Groups that provide legal services to asylum seekers are struggling under new regulations set by the Trump Administration.
The administration has taken several steps this year to discourage asylum-seekers from entering the U.S., effectively barring immigrants from certain countries. At the University of Minnesota and across the state, groups are scrambling to meet the demands of these regulations when assisting asylum seekers.
Veena Iyer is the executive director at the Immigrant Law Center of Minnesota, a statewide organization that provides free legal services to low-income immigrants and refugees.
Iyer said one of Trump’s proposed policies would charge asylum-seekers an unprecedented application fee. The same policy would steeply increase existing fees and eliminate nearly all fee waivers, which would make it especially hard for the low-income immigrants she works with, Iyer said.
The constant influx of new laws has put strain on ILCM. Iyer said the organization has seen more asylum requests get denied, which has made it difficult to advise clients on how to apply.
“Literally, the law is changing every day,” Iyer said. “Our staff has really been having to change the way that we’re approaching cases and change the way that we’re advising clients on a daily basis.”
The Asylum Law Project is a University of Minnesota group that allows first-year law students to provide legal assistance to organizations working with refugees and asylum seekers throughout the U.S. and Mexico. Students receive training and complete service trips over winter and spring breaks, according to ALP member Sarani Rangarajan.

## Given exercise 1
According to the article on asylum legal services, who is the executive director of the Immigrant Law Center of Minnesota?

[Element-and-box listing]
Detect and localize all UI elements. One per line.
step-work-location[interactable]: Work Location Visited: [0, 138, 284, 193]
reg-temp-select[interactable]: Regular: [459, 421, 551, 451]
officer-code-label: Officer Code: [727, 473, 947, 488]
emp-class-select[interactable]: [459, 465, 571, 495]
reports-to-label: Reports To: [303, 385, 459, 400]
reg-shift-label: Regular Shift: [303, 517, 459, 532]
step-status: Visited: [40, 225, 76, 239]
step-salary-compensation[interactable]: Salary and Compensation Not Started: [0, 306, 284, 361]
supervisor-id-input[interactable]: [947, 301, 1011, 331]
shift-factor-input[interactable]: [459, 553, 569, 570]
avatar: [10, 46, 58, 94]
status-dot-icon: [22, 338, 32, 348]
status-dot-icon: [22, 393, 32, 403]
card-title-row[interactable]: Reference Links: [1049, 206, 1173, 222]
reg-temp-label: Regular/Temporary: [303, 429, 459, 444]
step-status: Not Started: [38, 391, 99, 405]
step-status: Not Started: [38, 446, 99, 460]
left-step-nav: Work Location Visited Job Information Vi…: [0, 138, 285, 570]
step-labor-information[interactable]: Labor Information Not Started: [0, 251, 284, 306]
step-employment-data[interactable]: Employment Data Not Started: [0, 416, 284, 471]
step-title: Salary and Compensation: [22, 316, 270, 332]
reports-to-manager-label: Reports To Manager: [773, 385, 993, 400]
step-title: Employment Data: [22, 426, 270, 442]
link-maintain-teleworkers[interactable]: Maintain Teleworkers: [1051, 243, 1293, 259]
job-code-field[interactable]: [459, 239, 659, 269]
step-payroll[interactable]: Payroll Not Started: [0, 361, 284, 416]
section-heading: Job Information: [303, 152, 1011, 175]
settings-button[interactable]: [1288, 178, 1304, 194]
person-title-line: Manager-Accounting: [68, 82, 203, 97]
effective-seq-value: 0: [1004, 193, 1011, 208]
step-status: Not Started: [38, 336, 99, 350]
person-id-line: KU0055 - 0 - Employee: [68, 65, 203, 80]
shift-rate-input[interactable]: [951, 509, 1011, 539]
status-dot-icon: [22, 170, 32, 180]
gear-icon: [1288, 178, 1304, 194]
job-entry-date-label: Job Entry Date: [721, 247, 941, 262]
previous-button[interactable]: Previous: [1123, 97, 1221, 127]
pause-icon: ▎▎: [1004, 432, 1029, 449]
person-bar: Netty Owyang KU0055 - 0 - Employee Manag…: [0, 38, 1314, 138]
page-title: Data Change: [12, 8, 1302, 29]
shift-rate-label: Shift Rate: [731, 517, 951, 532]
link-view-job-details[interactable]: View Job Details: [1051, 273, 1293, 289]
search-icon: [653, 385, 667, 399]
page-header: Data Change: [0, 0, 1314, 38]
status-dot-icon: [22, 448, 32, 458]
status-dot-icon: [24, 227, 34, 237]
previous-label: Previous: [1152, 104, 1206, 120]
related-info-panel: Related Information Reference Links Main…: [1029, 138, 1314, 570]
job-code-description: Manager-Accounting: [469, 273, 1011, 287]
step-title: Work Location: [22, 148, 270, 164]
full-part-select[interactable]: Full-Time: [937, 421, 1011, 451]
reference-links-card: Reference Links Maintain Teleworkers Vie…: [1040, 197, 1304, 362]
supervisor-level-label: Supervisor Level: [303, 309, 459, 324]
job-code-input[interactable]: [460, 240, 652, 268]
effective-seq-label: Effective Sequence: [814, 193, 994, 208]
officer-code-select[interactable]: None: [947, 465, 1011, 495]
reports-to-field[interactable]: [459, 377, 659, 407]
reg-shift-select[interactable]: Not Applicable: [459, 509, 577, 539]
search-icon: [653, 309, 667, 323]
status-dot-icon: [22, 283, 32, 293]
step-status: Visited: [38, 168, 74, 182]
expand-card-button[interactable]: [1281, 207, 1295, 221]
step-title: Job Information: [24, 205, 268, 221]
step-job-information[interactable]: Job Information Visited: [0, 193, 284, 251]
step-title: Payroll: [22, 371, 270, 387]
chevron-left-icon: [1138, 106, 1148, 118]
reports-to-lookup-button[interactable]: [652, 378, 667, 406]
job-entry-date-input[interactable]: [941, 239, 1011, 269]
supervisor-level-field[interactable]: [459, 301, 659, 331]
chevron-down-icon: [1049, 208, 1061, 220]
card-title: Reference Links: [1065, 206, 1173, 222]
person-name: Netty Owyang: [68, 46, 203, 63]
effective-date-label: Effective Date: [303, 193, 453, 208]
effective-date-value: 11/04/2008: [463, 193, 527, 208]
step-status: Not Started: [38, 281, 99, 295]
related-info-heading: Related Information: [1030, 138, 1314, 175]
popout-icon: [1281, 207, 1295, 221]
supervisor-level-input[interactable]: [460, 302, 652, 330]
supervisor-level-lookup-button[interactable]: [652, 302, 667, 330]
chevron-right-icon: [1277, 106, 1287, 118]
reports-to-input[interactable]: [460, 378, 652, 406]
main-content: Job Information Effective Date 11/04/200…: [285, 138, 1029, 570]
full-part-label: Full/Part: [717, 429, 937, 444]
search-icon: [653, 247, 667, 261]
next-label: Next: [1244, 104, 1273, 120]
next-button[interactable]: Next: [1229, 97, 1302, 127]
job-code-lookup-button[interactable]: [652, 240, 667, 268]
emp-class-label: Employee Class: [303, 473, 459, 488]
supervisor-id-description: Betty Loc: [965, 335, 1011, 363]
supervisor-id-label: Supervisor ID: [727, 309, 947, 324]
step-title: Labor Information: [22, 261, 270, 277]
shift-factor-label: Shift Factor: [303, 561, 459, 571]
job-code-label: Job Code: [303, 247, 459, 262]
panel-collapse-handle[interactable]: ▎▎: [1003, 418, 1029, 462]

## Given exercise 2
Return the lines of the listing verbatim, from its first line through the line containing "step-status: Not Started: [38, 336, 99, 350]", with both ends included.

## Full solution 1
Veena Iyer

## Full solution 2
Detect and localize all UI elements. One per line.
step-work-location[interactable]: Work Location Visited: [0, 138, 284, 193]
reg-temp-select[interactable]: Regular: [459, 421, 551, 451]
officer-code-label: Officer Code: [727, 473, 947, 488]
emp-class-select[interactable]: [459, 465, 571, 495]
reports-to-label: Reports To: [303, 385, 459, 400]
reg-shift-label: Regular Shift: [303, 517, 459, 532]
step-status: Visited: [40, 225, 76, 239]
step-salary-compensation[interactable]: Salary and Compensation Not Started: [0, 306, 284, 361]
supervisor-id-input[interactable]: [947, 301, 1011, 331]
shift-factor-input[interactable]: [459, 553, 569, 570]
avatar: [10, 46, 58, 94]
status-dot-icon: [22, 338, 32, 348]
status-dot-icon: [22, 393, 32, 403]
card-title-row[interactable]: Reference Links: [1049, 206, 1173, 222]
reg-temp-label: Regular/Temporary: [303, 429, 459, 444]
step-status: Not Started: [38, 391, 99, 405]
step-status: Not Started: [38, 446, 99, 460]
left-step-nav: Work Location Visited Job Information Vi…: [0, 138, 285, 570]
step-labor-information[interactable]: Labor Information Not Started: [0, 251, 284, 306]
step-employment-data[interactable]: Employment Data Not Started: [0, 416, 284, 471]
step-title: Salary and Compensation: [22, 316, 270, 332]
reports-to-manager-label: Reports To Manager: [773, 385, 993, 400]
step-title: Employment Data: [22, 426, 270, 442]
link-maintain-teleworkers[interactable]: Maintain Teleworkers: [1051, 243, 1293, 259]
job-code-field[interactable]: [459, 239, 659, 269]
step-payroll[interactable]: Payroll Not Started: [0, 361, 284, 416]
section-heading: Job Information: [303, 152, 1011, 175]
settings-button[interactable]: [1288, 178, 1304, 194]
person-title-line: Manager-Accounting: [68, 82, 203, 97]
effective-seq-value: 0: [1004, 193, 1011, 208]
step-status: Not Started: [38, 336, 99, 350]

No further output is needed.